▸ Task directions: Please output the lines shown below exactly as they appear.

Records to use start

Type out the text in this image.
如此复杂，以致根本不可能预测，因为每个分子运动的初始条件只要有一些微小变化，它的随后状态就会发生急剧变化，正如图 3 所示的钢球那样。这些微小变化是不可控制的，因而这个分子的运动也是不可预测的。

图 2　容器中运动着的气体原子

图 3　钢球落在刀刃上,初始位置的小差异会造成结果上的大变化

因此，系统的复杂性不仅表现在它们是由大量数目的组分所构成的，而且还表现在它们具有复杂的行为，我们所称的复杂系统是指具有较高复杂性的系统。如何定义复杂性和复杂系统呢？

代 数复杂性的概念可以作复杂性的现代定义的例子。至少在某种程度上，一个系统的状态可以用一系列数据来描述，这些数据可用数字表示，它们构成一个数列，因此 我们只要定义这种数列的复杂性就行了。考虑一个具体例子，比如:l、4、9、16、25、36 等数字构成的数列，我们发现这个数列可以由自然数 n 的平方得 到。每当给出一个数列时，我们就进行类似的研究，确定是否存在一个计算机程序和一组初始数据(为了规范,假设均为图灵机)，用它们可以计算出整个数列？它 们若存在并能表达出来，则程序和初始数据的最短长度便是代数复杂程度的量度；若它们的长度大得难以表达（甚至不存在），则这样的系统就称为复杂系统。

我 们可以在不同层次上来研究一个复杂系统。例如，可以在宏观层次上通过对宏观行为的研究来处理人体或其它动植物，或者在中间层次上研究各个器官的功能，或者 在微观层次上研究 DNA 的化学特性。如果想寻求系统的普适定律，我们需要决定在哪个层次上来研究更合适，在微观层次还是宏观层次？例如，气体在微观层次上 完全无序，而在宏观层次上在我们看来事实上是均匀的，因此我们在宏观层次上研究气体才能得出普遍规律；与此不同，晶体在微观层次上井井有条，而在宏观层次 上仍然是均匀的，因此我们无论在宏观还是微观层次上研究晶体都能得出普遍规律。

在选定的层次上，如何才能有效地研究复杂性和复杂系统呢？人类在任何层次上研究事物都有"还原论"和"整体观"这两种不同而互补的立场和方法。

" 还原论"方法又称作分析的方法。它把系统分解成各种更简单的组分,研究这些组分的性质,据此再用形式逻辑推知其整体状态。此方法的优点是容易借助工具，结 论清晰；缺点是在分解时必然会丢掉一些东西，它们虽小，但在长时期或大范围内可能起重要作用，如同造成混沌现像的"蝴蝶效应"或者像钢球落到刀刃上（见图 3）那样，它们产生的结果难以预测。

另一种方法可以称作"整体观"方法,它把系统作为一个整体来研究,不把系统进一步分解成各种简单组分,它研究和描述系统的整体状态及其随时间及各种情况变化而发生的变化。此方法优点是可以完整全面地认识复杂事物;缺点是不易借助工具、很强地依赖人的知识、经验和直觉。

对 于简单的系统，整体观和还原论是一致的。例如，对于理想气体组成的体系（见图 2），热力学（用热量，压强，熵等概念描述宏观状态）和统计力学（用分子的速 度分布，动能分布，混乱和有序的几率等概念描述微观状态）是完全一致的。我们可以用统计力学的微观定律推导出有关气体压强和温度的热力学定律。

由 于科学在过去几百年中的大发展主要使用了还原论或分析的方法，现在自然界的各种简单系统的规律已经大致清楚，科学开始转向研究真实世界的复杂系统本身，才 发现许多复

Records to use end

▸ Task solution:
Type out the text in this image.
如此复杂，以致根本不可能预测，因为每个分子运动的初始条件只要有一些微小变化，它的随后状态就会发生急剧变化，正如图 3 所示的钢球那样。这些微小变化是不可控制的，因而这个分子的运动也是不可预测的。

图 2　容器中运动着的气体原子

图 3　钢球落在刀刃上,初始位置的小差异会造成结果上的大变化

因此，系统的复杂性不仅表现在它们是由大量数目的组分所构成的，而且还表现在它们具有复杂的行为，我们所称的复杂系统是指具有较高复杂性的系统。如何定义复杂性和复杂系统呢？

代 数复杂性的概念可以作复杂性的现代定义的例子。至少在某种程度上，一个系统的状态可以用一系列数据来描述，这些数据可用数字表示，它们构成一个数列，因此 我们只要定义这种数列的复杂性就行了。考虑一个具体例子，比如:l、4、9、16、25、36 等数字构成的数列，我们发现这个数列可以由自然数 n 的平方得 到。每当给出一个数列时，我们就进行类似的研究，确定是否存在一个计算机程序和一组初始数据(为了规范,假设均为图灵机)，用它们可以计算出整个数列？它 们若存在并能表达出来，则程序和初始数据的最短长度便是代数复杂程度的量度；若它们的长度大得难以表达（甚至不存在），则这样的系统就称为复杂系统。

我 们可以在不同层次上来研究一个复杂系统。例如，可以在宏观层次上通过对宏观行为的研究来处理人体或其它动植物，或者在中间层次上研究各个器官的功能，或者 在微观层次上研究 DNA 的化学特性。如果想寻求系统的普适定律，我们需要决定在哪个层次上来研究更合适，在微观层次还是宏观层次？例如，气体在微观层次上 完全无序，而在宏观层次上在我们看来事实上是均匀的，因此我们在宏观层次上研究气体才能得出普遍规律；与此不同，晶体在微观层次上井井有条，而在宏观层次 上仍然是均匀的，因此我们无论在宏观还是微观层次上研究晶体都能得出普遍规律。

在选定的层次上，如何才能有效地研究复杂性和复杂系统呢？人类在任何层次上研究事物都有"还原论"和"整体观"这两种不同而互补的立场和方法。

" 还原论"方法又称作分析的方法。它把系统分解成各种更简单的组分,研究这些组分的性质,据此再用形式逻辑推知其整体状态。此方法的优点是容易借助工具，结 论清晰；缺点是在分解时必然会丢掉一些东西，它们虽小，但在长时期或大范围内可能起重要作用，如同造成混沌现像的"蝴蝶效应"或者像钢球落到刀刃上（见图 3）那样，它们产生的结果难以预测。

另一种方法可以称作"整体观"方法,它把系统作为一个整体来研究,不把系统进一步分解成各种简单组分,它研究和描述系统的整体状态及其随时间及各种情况变化而发生的变化。此方法优点是可以完整全面地认识复杂事物;缺点是不易借助工具、很强地依赖人的知识、经验和直觉。

对 于简单的系统，整体观和还原论是一致的。例如，对于理想气体组成的体系（见图 2），热力学（用热量，压强，熵等概念描述宏观状态）和统计力学（用分子的速 度分布，动能分布，混乱和有序的几率等概念描述微观状态）是完全一致的。我们可以用统计力学的微观定律推导出有关气体压强和温度的热力学定律。

由 于科学在过去几百年中的大发展主要使用了还原论或分析的方法，现在自然界的各种简单系统的规律已经大致清楚，科学开始转向研究真实世界的复杂系统本身，才 发现许多复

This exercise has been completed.